_PROBLEM TO SOLVE_:
In the entries, find all lines that hold the word "Magnitude" and copy them.

_SOURCE DATA_:

= = =

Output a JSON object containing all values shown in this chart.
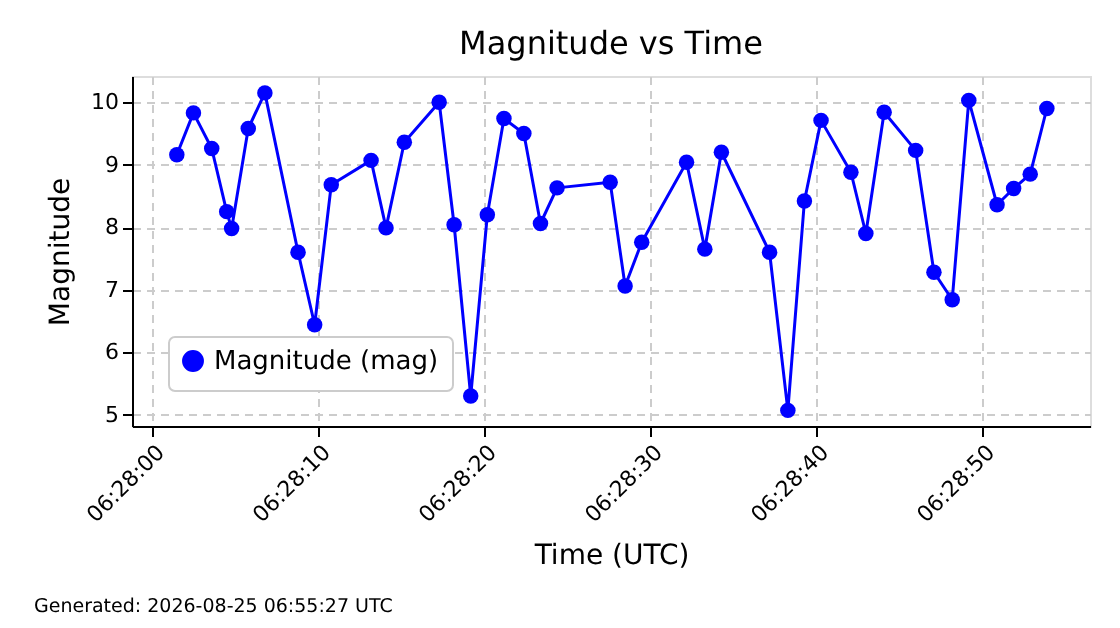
{
  "chart_data": {
    "type": "line",
    "title": "Magnitude vs Time",
    "xlabel": "Time (UTC)",
    "ylabel": "Magnitude",
    "x": [
      6.467083,
      6.467361,
      6.467667,
      6.467917,
      6.468,
      6.468278,
      6.468556,
      6.469111,
      6.469389,
      6.469667,
      6.470333,
      6.470583,
      6.470889,
      6.471472,
      6.471722,
      6.472,
      6.472278,
      6.472556,
      6.472889,
      6.473167,
      6.473444,
      6.474333,
      6.474583,
      6.474861,
      6.475611,
      6.475917,
      6.476194,
      6.477,
      6.477306,
      6.477583,
      6.477861,
      6.478361,
      6.478611,
      6.478917,
      6.479444,
      6.47975,
      6.480056,
      6.480333,
      6.480806,
      6.481083,
      6.481361,
      6.481639
    ],
    "series": [
      {
        "name": "Magnitude (mag)",
        "color": "#0000ff",
        "values": [
          9.16,
          9.83,
          9.26,
          8.25,
          7.98,
          9.58,
          10.15,
          7.6,
          6.44,
          8.68,
          9.07,
          7.99,
          9.36,
          10.0,
          8.04,
          5.3,
          8.2,
          9.74,
          9.5,
          8.06,
          8.63,
          8.72,
          7.06,
          7.76,
          9.04,
          7.65,
          9.2,
          7.6,
          5.07,
          8.42,
          9.71,
          8.88,
          7.9,
          9.84,
          9.23,
          7.28,
          6.84,
          10.03,
          8.36,
          8.62,
          8.85,
          9.9
        ]
      }
    ],
    "xlim": [
      6.466333,
      6.482361
    ],
    "xticks": [
      {
        "value": 6.466667,
        "label": "06:28:00"
      },
      {
        "value": 6.469444,
        "label": "06:28:10"
      },
      {
        "value": 6.472222,
        "label": "06:28:20"
      },
      {
        "value": 6.475,
        "label": "06:28:30"
      },
      {
        "value": 6.477778,
        "label": "06:28:40"
      },
      {
        "value": 6.480556,
        "label": "06:28:50"
      }
    ],
    "ylim": [
      4.82,
      10.42
    ],
    "yticks": [
      5,
      6,
      7,
      8,
      9,
      10
    ],
    "grid": true,
    "legend": "bottom left",
    "marker": "circle",
    "line_style": "solid",
    "annotations": [
      "Generated: 2026-08-25 06:55:27 UTC"
    ]
  }
}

= = =

_RESULT FOR THIS EXERCISE_:
    "title": "Magnitude vs Time",
    "ylabel": "Magnitude",
        "name": "Magnitude (mag)",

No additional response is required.